What is being asked:
Lift out each line of the data that holds "समझद".

(Saved entries)
⟨

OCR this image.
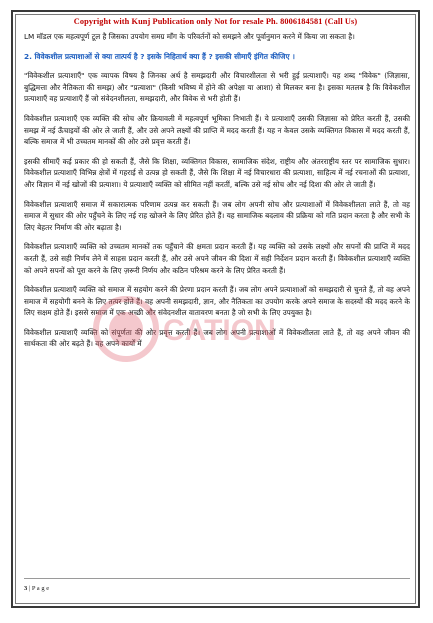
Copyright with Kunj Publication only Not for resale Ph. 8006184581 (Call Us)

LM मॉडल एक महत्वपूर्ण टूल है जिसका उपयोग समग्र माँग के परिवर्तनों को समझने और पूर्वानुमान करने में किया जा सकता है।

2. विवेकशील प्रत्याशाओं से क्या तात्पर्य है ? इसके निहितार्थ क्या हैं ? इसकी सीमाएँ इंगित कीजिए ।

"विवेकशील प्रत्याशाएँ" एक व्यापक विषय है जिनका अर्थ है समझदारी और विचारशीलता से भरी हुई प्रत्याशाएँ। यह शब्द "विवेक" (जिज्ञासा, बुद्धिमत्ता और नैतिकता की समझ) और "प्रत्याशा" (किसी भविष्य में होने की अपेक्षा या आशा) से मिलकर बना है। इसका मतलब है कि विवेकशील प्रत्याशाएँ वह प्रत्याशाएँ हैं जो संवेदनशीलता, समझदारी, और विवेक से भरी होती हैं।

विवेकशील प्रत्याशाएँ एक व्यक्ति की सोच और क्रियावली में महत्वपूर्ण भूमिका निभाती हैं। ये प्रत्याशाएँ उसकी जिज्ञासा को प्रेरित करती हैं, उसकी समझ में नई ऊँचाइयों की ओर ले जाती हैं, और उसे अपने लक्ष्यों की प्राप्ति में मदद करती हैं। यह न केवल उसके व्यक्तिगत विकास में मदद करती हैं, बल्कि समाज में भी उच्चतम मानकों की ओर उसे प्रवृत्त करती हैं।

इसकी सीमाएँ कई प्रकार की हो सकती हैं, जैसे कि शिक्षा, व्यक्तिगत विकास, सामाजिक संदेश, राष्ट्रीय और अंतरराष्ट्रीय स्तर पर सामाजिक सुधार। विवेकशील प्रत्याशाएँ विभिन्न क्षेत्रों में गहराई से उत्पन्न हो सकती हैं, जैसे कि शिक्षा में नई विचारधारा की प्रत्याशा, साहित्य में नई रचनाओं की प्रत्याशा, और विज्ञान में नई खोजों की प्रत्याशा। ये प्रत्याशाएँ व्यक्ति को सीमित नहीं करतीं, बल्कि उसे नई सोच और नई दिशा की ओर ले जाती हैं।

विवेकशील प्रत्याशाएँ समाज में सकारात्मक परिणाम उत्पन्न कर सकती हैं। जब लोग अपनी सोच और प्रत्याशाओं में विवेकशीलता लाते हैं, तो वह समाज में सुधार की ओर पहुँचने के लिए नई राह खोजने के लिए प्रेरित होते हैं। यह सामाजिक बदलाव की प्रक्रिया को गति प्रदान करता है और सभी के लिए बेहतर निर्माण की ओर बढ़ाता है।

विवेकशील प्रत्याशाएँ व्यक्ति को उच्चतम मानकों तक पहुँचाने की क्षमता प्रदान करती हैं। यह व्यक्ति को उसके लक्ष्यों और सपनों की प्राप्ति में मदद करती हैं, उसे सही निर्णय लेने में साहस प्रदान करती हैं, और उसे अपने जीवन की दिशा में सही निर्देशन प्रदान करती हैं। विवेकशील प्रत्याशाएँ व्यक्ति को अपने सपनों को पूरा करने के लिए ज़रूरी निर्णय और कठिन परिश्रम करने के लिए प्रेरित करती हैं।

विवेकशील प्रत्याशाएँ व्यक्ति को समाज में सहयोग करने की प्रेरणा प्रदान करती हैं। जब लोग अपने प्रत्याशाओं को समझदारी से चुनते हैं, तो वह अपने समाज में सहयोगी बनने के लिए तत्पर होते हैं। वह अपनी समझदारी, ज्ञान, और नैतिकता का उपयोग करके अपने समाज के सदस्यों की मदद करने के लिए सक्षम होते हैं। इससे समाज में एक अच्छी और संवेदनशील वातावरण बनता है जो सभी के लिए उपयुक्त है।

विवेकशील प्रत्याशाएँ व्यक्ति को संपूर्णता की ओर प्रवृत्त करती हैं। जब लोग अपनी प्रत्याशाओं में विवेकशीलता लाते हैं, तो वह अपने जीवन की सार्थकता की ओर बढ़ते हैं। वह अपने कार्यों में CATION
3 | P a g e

⟩

Solution to this problem:
"विवेकशील प्रत्याशाएँ" एक व्यापक विषय है जिनका अर्थ है समझदारी और विचारशीलता से भरी हुई प्रत्याशाएँ। यह शब्द "विवेक" (जिज्ञासा, बुद्धिमत्ता और नैतिकता की समझ) और "प्रत्याशा" (किसी भविष्य में होने की अपेक्षा या आशा) से मिलकर बना है। इसका मतलब है कि विवेकशील प्रत्याशाएँ वह प्रत्याशाएँ हैं जो संवेदनशीलता, समझदारी, और विवेक से भरी होती हैं।
विवेकशील प्रत्याशाएँ व्यक्ति को समाज में सहयोग करने की प्रेरणा प्रदान करती हैं। जब लोग अपने प्रत्याशाओं को समझदारी से चुनते हैं, तो वह अपने समाज में सहयोगी बनने के लिए तत्पर होते हैं। वह अपनी समझदारी, ज्ञान, और नैतिकता का उपयोग करके अपने समाज के सदस्यों की मदद करने के लिए सक्षम होते हैं। इससे समाज में एक अच्छी और संवेदनशील वातावरण बनता है जो सभी के लिए उपयुक्त है।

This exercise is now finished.